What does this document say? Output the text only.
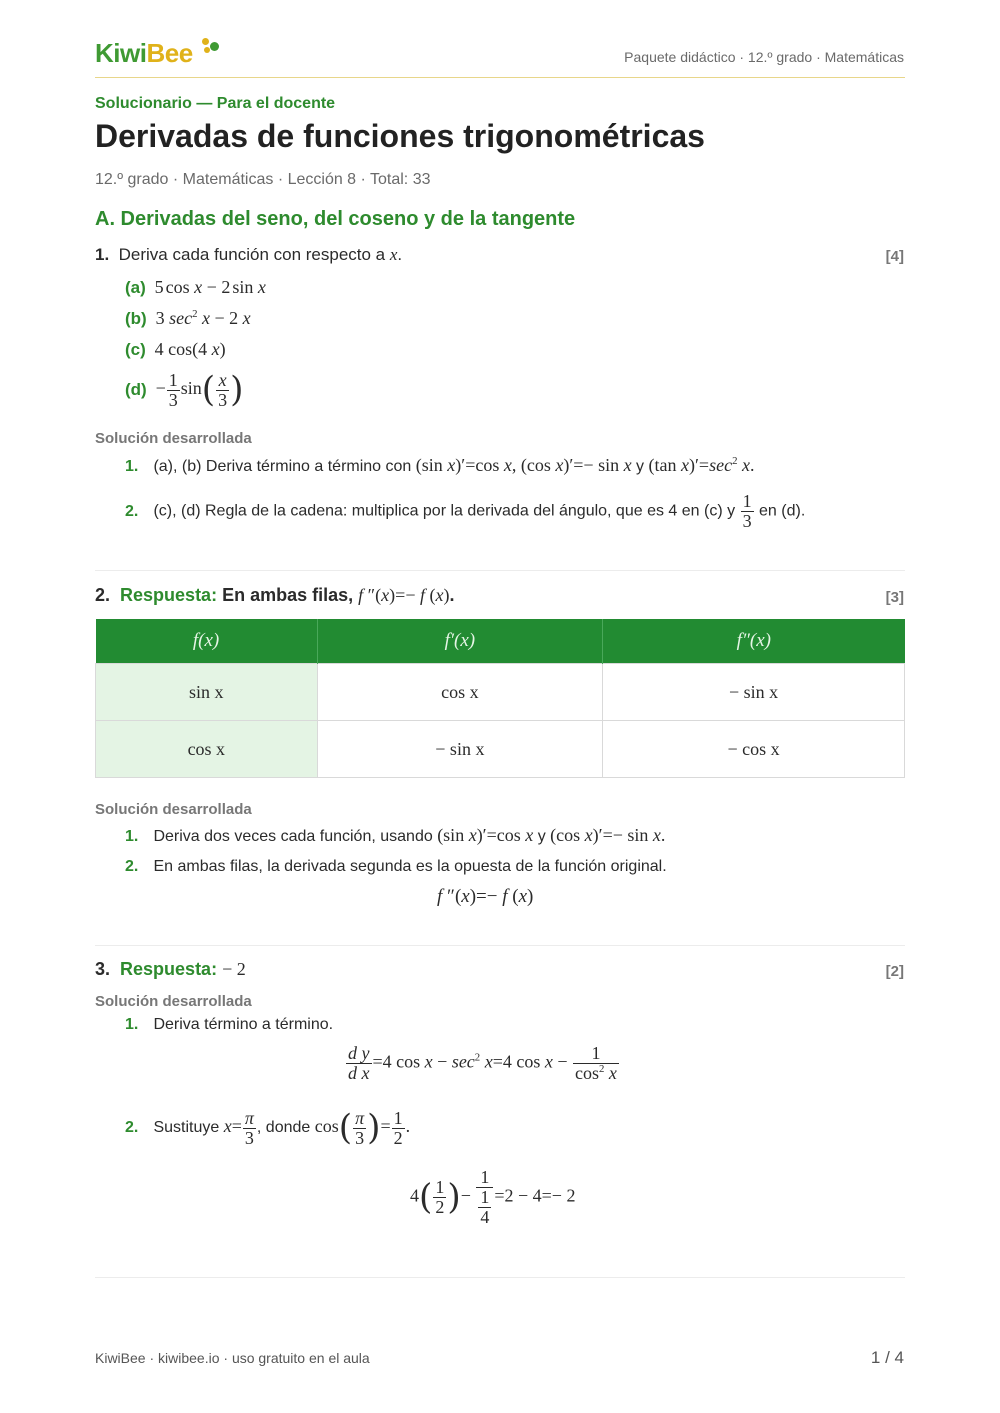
KiwiBee	Paquete didáctico · 12.º grado · Matemáticas
Solucionario — Para el docente
Derivadas de funciones trigonométricas
12.º grado · Matemáticas · Lección 8 · Total: 33
A. Derivadas del seno, del coseno y de la tangente
1. Deriva cada función con respecto a x.	[4]
(a) 5 cos x − 2 sin x
(b) 3 $\sec^2 x - 2$ x
(c) 4 cos(4 x)
$(d) - \frac{1}{3} \sin( \frac{x}{3}$ )
Solución desarrollada
1. (a), (b) Deriva término a término con (sin x)′=cos x, (cos x)′=− sin x y (tan $x)'=\sec^2$ x.
2. (c), (d) Regla de la cadena: multiplica por la derivada del ángulo, que es 4 en (c) y $\frac{1}{3}$ en (d).
2. Respuesta: En ambas filas, f ″(x)=− f (x).	[3]
f(x)	f′(x)	f″(x)
sin x	cos x	− sin x
cos x	− sin x	− cos x
Solución desarrollada
1. Deriva dos veces cada función, usando (sin x)′=cos x y (cos x)′=− sin x.
2. En ambas filas, la derivada segunda es la opuesta de la función original.
f ″(x)=− f (x)
3. Respuesta: − 2	[2]
Solución desarrollada
1. Deriva término a término.
$\frac{\text{d y}}{\text{d x}} =4$ $\cos x - \sec^2 x=4$ $\cos x - \frac{1}{\cos^2 x}$
2. Sustituye $x= \frac{\pi}{3}$ , donde $\cos( \frac{\pi}{3}$ )= $\frac{1}{2}$ .
$4( \frac{1}{2}$ )− $\frac{1}{\frac{1}{4}} =2 - 4=- 2$
KiwiBee · kiwibee.io · uso gratuito en el aula	1 / 4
⁂
_WHAT THE TASK ASKS_
Quote the material in full and exactly; do not carry over its pictures.

_OUTPUT_
What does this document say? Output the text only.
KiwiBee	Paquete didáctico · 12.º grado · Matemáticas
Solucionario — Para el docente
Derivadas de funciones trigonométricas
12.º grado · Matemáticas · Lección 8 · Total: 33
A. Derivadas del seno, del coseno y de la tangente
1. Deriva cada función con respecto a x.	[4]
(a) 5 cos x − 2 sin x
(b) 3 $\sec^2 x - 2$ x
(c) 4 cos(4 x)
$(d) - \frac{1}{3} \sin( \frac{x}{3}$ )
Solución desarrollada
1. (a), (b) Deriva término a término con (sin x)′=cos x, (cos x)′=− sin x y (tan $x)'=\sec^2$ x.
2. (c), (d) Regla de la cadena: multiplica por la derivada del ángulo, que es 4 en (c) y $\frac{1}{3}$ en (d).
2. Respuesta: En ambas filas, f ″(x)=− f (x).	[3]
f(x)	f′(x)	f″(x)
sin x	cos x	− sin x
cos x	− sin x	− cos x
Solución desarrollada
1. Deriva dos veces cada función, usando (sin x)′=cos x y (cos x)′=− sin x.
2. En ambas filas, la derivada segunda es la opuesta de la función original.
f ″(x)=− f (x)
3. Respuesta: − 2	[2]
Solución desarrollada
1. Deriva término a término.
$\frac{\text{d y}}{\text{d x}} =4$ $\cos x - \sec^2 x=4$ $\cos x - \frac{1}{\cos^2 x}$
2. Sustituye $x= \frac{\pi}{3}$ , donde $\cos( \frac{\pi}{3}$ )= $\frac{1}{2}$ .
$4( \frac{1}{2}$ )− $\frac{1}{\frac{1}{4}} =2 - 4=- 2$
KiwiBee · kiwibee.io · uso gratuito en el aula	1 / 4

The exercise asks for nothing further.